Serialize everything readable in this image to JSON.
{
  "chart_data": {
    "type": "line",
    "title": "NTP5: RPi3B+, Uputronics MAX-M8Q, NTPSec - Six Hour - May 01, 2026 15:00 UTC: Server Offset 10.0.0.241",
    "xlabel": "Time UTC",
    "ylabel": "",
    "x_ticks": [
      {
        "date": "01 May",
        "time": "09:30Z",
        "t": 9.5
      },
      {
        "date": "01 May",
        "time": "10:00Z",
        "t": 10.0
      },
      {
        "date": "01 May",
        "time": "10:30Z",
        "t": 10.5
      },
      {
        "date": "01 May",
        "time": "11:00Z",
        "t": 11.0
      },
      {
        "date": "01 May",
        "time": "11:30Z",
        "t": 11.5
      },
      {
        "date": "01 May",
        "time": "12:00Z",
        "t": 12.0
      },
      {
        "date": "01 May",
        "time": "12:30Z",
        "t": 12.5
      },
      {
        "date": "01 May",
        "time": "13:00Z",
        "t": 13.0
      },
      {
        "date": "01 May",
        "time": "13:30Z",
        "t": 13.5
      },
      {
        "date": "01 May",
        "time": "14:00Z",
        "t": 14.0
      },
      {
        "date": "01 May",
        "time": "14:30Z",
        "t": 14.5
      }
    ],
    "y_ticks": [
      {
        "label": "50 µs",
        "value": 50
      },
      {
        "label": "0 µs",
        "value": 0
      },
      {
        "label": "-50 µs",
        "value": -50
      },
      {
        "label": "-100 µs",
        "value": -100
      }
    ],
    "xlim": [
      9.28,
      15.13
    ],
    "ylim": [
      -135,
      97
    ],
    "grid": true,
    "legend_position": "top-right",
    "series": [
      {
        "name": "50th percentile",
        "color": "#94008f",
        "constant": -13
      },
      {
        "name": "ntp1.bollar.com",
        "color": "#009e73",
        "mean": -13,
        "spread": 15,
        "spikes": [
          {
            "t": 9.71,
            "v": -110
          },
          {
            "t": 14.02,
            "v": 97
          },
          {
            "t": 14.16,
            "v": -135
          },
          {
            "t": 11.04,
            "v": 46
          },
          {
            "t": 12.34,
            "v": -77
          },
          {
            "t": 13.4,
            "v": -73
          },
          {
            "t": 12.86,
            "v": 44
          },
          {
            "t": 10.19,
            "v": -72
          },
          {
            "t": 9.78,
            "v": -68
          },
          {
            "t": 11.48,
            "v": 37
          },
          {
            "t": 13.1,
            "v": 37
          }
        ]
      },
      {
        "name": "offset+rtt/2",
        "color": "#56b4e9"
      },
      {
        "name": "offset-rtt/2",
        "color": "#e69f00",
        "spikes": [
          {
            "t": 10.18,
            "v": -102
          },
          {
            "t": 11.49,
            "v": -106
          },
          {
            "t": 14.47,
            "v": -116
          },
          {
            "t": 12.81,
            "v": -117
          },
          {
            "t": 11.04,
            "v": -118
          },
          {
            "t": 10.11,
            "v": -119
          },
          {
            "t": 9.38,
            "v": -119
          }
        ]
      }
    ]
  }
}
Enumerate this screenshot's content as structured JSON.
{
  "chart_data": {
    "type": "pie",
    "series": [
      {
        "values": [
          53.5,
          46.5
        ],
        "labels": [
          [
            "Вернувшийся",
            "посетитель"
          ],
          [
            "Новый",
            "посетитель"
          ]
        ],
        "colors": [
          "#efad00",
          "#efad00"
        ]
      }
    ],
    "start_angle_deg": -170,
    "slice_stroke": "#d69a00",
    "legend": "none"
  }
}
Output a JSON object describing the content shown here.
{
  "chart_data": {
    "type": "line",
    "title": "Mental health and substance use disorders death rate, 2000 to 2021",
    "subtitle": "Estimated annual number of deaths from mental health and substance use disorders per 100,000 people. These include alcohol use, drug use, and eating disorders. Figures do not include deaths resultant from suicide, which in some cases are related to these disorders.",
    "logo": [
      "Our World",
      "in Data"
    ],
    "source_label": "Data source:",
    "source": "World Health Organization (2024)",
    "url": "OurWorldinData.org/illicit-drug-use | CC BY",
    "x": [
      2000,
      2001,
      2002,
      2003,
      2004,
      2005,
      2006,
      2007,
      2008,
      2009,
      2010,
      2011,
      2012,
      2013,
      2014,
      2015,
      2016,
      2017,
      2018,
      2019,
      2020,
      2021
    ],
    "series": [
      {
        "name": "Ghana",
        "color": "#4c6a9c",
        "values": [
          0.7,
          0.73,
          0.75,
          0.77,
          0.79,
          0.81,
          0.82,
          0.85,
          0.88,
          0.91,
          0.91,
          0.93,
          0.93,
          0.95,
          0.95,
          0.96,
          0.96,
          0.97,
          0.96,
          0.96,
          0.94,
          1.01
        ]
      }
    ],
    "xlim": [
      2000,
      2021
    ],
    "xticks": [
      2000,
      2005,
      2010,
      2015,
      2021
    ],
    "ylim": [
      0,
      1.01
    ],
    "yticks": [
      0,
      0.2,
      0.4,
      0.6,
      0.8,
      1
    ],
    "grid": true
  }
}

---+---

=== WRITTEN PROBLEM ===
Everything in the listing above should be restated exactly.

=== SOLUTION ===
Serialize everything readable in this image to JSON.
{
  "chart_data": {
    "type": "line",
    "title": "NTP5: RPi3B+, Uputronics MAX-M8Q, NTPSec - Six Hour - May 01, 2026 15:00 UTC: Server Offset 10.0.0.241",
    "xlabel": "Time UTC",
    "ylabel": "",
    "x_ticks": [
      {
        "date": "01 May",
        "time": "09:30Z",
        "t": 9.5
      },
      {
        "date": "01 May",
        "time": "10:00Z",
        "t": 10.0
      },
      {
        "date": "01 May",
        "time": "10:30Z",
        "t": 10.5
      },
      {
        "date": "01 May",
        "time": "11:00Z",
        "t": 11.0
      },
      {
        "date": "01 May",
        "time": "11:30Z",
        "t": 11.5
      },
      {
        "date": "01 May",
        "time": "12:00Z",
        "t": 12.0
      },
      {
        "date": "01 May",
        "time": "12:30Z",
        "t": 12.5
      },
      {
        "date": "01 May",
        "time": "13:00Z",
        "t": 13.0
      },
      {
        "date": "01 May",
        "time": "13:30Z",
        "t": 13.5
      },
      {
        "date": "01 May",
        "time": "14:00Z",
        "t": 14.0
      },
      {
        "date": "01 May",
        "time": "14:30Z",
        "t": 14.5
      }
    ],
    "y_ticks": [
      {
        "label": "50 µs",
        "value": 50
      },
      {
        "label": "0 µs",
        "value": 0
      },
      {
        "label": "-50 µs",
        "value": -50
      },
      {
        "label": "-100 µs",
        "value": -100
      }
    ],
    "xlim": [
      9.28,
      15.13
    ],
    "ylim": [
      -135,
      97
    ],
    "grid": true,
    "legend_position": "top-right",
    "series": [
      {
        "name": "50th percentile",
        "color": "#94008f",
        "constant": -13
      },
      {
        "name": "ntp1.bollar.com",
        "color": "#009e73",
        "mean": -13,
        "spread": 15,
        "spikes": [
          {
            "t": 9.71,
            "v": -110
          },
          {
            "t": 14.02,
            "v": 97
          },
          {
            "t": 14.16,
            "v": -135
          },
          {
            "t": 11.04,
            "v": 46
          },
          {
            "t": 12.34,
            "v": -77
          },
          {
            "t": 13.4,
            "v": -73
          },
          {
            "t": 12.86,
            "v": 44
          },
          {
            "t": 10.19,
            "v": -72
          },
          {
            "t": 9.78,
            "v": -68
          },
          {
            "t": 11.48,
            "v": 37
          },
          {
            "t": 13.1,
            "v": 37
          }
        ]
      },
      {
        "name": "offset+rtt/2",
        "color": "#56b4e9"
      },
      {
        "name": "offset-rtt/2",
        "color": "#e69f00",
        "spikes": [
          {
            "t": 10.18,
            "v": -102
          },
          {
            "t": 11.49,
            "v": -106
          },
          {
            "t": 14.47,
            "v": -116
          },
          {
            "t": 12.81,
            "v": -117
          },
          {
            "t": 11.04,
            "v": -118
          },
          {
            "t": 10.11,
            "v": -119
          },
          {
            "t": 9.38,
            "v": -119
          }
        ]
      }
    ]
  }
}
Enumerate this screenshot's content as structured JSON.
{
  "chart_data": {
    "type": "pie",
    "series": [
      {
        "values": [
          53.5,
          46.5
        ],
        "labels": [
          [
            "Вернувшийся",
            "посетитель"
          ],
          [
            "Новый",
            "посетитель"
          ]
        ],
        "colors": [
          "#efad00",
          "#efad00"
        ]
      }
    ],
    "start_angle_deg": -170,
    "slice_stroke": "#d69a00",
    "legend": "none"
  }
}
Output a JSON object describing the content shown here.
{
  "chart_data": {
    "type": "line",
    "title": "Mental health and substance use disorders death rate, 2000 to 2021",
    "subtitle": "Estimated annual number of deaths from mental health and substance use disorders per 100,000 people. These include alcohol use, drug use, and eating disorders. Figures do not include deaths resultant from suicide, which in some cases are related to these disorders.",
    "logo": [
      "Our World",
      "in Data"
    ],
    "source_label": "Data source:",
    "source": "World Health Organization (2024)",
    "url": "OurWorldinData.org/illicit-drug-use | CC BY",
    "x": [
      2000,
      2001,
      2002,
      2003,
      2004,
      2005,
      2006,
      2007,
      2008,
      2009,
      2010,
      2011,
      2012,
      2013,
      2014,
      2015,
      2016,
      2017,
      2018,
      2019,
      2020,
      2021
    ],
    "series": [
      {
        "name": "Ghana",
        "color": "#4c6a9c",
        "values": [
          0.7,
          0.73,
          0.75,
          0.77,
          0.79,
          0.81,
          0.82,
          0.85,
          0.88,
          0.91,
          0.91,
          0.93,
          0.93,
          0.95,
          0.95,
          0.96,
          0.96,
          0.97,
          0.96,
          0.96,
          0.94,
          1.01
        ]
      }
    ],
    "xlim": [
      2000,
      2021
    ],
    "xticks": [
      2000,
      2005,
      2010,
      2015,
      2021
    ],
    "ylim": [
      0,
      1.01
    ],
    "yticks": [
      0,
      0.2,
      0.4,
      0.6,
      0.8,
      1
    ],
    "grid": true
  }
}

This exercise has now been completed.